### [Aim of the task]
Pick out and copy each line in the records below that contains the string "outgoing", matching its case exactly.

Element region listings
═══

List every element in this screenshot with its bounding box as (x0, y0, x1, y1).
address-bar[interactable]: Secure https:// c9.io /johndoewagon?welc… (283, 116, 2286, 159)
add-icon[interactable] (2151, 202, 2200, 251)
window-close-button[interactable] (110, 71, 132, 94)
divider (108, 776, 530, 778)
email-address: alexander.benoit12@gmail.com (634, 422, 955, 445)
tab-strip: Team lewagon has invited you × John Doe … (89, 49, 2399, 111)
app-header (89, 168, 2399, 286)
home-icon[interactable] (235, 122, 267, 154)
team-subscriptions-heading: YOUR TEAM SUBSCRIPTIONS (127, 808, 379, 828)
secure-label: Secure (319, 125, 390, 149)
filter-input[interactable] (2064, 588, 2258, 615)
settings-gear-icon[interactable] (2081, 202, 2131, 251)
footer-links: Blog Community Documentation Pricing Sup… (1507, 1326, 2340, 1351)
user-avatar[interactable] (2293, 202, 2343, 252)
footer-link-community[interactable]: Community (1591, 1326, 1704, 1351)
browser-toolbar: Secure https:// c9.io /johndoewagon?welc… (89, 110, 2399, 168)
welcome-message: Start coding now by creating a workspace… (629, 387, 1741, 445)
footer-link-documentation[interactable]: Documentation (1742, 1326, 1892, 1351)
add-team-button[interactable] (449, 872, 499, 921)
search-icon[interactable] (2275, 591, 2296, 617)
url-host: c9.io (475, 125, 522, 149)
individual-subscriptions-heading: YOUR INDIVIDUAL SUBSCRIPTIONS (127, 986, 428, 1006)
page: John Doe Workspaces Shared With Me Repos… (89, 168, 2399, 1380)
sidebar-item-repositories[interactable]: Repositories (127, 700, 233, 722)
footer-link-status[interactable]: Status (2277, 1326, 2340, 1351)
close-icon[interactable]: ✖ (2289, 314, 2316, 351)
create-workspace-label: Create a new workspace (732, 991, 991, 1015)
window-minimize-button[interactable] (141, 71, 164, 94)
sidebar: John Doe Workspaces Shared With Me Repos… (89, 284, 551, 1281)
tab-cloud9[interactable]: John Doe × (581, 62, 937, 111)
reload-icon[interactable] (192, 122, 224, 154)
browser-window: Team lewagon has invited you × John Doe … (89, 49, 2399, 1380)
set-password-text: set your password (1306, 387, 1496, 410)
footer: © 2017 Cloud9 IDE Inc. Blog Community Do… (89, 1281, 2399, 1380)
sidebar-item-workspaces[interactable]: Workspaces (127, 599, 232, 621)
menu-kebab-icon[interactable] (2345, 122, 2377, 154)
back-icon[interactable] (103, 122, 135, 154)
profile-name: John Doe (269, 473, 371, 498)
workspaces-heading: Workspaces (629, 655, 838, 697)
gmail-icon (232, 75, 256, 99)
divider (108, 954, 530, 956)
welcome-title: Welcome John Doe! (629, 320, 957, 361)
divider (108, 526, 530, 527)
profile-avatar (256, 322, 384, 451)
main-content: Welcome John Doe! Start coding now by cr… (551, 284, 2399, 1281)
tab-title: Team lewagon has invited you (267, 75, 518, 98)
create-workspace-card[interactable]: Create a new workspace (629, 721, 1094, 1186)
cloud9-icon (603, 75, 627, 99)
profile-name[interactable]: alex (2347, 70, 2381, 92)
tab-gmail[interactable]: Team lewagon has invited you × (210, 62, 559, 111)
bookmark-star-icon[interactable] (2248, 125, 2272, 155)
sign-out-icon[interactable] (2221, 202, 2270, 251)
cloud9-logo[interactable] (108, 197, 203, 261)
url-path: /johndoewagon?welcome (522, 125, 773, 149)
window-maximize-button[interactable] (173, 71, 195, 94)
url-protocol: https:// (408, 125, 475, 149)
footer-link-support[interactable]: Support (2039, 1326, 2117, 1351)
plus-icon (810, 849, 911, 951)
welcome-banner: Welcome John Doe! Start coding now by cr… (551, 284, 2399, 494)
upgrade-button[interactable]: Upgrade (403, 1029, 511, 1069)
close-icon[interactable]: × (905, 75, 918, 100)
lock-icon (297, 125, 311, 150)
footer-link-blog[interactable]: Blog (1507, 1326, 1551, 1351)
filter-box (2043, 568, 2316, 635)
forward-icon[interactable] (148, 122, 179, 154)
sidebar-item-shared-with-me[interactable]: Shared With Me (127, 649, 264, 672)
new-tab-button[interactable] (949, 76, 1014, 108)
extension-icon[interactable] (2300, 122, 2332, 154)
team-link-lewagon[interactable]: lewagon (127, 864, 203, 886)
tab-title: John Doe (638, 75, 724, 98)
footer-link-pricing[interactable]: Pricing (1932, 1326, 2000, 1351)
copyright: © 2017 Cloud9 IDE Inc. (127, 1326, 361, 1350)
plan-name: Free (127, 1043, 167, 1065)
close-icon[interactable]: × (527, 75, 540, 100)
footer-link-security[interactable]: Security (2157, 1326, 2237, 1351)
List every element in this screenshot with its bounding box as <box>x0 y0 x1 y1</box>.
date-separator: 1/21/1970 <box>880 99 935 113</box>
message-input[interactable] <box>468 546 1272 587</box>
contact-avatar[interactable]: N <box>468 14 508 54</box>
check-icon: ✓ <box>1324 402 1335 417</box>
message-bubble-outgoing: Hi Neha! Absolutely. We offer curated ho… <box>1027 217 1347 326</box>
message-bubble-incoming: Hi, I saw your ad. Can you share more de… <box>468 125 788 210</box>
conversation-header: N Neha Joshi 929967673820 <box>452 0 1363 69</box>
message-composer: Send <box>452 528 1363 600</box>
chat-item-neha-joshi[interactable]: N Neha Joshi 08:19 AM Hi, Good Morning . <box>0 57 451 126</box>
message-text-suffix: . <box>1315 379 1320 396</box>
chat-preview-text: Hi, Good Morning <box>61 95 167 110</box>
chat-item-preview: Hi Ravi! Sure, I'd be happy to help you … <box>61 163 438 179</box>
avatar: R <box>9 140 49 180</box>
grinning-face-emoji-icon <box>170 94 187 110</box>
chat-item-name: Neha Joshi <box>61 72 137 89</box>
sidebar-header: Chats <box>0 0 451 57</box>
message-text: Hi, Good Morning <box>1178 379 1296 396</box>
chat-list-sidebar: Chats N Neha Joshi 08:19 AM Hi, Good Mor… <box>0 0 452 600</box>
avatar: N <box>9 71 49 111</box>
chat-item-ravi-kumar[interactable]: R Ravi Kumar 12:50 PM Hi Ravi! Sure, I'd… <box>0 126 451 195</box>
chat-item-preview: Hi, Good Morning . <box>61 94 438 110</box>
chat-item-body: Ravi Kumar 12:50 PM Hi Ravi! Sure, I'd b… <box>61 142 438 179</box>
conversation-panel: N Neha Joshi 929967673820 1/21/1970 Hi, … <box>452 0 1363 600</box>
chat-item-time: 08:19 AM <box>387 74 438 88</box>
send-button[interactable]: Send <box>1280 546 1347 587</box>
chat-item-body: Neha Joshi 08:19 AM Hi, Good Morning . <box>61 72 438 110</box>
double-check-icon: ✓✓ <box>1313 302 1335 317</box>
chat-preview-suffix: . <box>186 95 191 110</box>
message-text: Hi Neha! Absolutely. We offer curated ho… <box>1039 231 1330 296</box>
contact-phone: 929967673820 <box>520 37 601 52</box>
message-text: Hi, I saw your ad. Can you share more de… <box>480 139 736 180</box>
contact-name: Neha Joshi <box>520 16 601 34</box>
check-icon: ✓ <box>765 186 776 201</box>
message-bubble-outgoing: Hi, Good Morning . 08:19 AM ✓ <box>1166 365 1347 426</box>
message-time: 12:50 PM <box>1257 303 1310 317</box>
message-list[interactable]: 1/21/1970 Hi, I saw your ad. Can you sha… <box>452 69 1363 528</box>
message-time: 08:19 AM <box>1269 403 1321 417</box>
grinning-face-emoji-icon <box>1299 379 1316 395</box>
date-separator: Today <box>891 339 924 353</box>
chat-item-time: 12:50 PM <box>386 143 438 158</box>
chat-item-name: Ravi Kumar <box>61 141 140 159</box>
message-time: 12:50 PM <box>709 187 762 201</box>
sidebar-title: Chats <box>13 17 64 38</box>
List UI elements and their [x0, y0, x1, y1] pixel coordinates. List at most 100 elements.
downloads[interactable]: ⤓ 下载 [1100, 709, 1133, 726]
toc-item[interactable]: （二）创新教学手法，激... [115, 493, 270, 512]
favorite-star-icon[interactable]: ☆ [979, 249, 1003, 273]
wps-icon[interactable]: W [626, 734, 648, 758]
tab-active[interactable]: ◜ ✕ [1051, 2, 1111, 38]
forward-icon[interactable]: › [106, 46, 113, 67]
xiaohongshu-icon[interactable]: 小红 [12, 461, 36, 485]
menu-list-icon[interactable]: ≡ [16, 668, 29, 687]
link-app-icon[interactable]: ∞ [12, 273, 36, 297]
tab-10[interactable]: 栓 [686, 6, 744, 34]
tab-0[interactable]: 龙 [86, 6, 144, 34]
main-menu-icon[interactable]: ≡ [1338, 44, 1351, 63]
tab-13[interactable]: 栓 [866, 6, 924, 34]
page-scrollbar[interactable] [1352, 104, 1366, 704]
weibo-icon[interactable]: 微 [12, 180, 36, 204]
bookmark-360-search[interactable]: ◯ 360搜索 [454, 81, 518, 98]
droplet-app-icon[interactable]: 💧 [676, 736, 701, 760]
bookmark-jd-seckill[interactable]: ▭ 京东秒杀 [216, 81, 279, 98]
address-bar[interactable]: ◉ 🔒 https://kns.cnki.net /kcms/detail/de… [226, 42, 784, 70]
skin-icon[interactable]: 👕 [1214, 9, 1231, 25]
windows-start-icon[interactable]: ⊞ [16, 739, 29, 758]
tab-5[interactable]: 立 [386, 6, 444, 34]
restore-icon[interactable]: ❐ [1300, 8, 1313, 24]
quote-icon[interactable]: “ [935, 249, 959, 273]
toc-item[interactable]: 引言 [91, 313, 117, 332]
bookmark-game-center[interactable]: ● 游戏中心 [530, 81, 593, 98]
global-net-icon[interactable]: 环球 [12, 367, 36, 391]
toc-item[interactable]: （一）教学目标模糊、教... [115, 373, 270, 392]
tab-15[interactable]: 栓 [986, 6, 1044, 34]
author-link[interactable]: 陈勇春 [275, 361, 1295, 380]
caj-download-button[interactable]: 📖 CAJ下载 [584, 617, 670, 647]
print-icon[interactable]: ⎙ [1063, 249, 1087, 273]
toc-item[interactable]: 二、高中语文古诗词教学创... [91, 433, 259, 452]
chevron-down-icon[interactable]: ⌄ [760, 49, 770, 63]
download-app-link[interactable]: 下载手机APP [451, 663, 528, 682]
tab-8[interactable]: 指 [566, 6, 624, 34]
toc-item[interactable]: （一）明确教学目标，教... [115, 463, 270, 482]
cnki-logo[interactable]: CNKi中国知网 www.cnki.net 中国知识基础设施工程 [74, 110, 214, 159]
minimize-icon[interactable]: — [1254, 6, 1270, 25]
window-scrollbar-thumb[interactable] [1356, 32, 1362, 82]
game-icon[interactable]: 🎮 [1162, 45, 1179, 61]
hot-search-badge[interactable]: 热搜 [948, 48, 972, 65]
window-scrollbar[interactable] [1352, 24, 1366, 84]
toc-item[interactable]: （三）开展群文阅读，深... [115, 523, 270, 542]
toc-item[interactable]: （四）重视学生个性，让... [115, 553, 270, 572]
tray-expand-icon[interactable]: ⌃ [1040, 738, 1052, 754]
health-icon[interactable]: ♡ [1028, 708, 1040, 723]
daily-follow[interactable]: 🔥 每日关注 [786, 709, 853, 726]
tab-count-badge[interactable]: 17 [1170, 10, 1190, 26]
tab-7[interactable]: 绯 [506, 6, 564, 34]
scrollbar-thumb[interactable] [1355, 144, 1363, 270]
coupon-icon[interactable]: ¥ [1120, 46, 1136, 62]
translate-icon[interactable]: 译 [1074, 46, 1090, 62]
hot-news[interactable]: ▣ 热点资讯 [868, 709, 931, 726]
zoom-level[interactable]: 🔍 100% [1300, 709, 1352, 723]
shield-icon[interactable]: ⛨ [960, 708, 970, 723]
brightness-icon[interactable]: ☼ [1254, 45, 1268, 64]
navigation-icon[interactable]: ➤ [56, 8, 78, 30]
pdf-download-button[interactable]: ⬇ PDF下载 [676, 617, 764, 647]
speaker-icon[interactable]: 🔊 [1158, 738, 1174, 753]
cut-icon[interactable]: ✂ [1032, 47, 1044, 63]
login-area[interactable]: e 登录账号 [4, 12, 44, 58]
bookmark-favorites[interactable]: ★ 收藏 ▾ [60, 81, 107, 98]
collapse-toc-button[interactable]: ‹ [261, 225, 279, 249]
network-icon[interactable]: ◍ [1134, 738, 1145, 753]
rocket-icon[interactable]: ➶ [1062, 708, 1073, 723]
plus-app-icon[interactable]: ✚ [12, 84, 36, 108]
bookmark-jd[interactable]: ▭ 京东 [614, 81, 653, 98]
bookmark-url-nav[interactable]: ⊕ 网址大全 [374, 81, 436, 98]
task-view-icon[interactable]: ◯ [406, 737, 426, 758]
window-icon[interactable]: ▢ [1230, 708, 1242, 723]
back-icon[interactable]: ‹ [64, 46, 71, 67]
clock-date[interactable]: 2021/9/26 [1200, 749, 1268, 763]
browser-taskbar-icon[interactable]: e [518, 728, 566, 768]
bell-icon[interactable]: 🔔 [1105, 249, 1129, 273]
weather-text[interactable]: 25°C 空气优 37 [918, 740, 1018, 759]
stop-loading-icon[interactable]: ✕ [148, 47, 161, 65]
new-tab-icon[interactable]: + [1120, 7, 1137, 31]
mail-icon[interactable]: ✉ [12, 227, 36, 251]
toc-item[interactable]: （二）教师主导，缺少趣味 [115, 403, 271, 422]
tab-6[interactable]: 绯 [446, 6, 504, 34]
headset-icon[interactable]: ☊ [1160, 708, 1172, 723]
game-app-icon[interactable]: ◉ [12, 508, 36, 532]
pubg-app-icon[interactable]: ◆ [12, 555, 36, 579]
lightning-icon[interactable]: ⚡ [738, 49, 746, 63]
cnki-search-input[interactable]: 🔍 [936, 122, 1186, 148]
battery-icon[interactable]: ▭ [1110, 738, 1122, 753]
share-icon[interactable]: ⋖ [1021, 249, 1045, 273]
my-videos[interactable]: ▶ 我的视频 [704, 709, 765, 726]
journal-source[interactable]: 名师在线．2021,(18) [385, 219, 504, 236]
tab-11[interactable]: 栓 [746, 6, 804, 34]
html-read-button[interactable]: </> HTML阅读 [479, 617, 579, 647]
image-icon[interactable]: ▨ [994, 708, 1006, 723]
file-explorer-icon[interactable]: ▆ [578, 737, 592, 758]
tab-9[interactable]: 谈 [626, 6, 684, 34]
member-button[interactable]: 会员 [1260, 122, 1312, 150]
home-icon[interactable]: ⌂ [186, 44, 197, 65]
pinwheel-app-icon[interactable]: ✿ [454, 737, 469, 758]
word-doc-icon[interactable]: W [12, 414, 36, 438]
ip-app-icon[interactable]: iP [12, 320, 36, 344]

═══

### [Response to the task]
message-bubble-outgoing: Hi Neha! Absolutely. We offer curated ho… <box>1027 217 1347 326</box>
message-bubble-outgoing: Hi, Good Morning . 08:19 AM ✓ <box>1166 365 1347 426</box>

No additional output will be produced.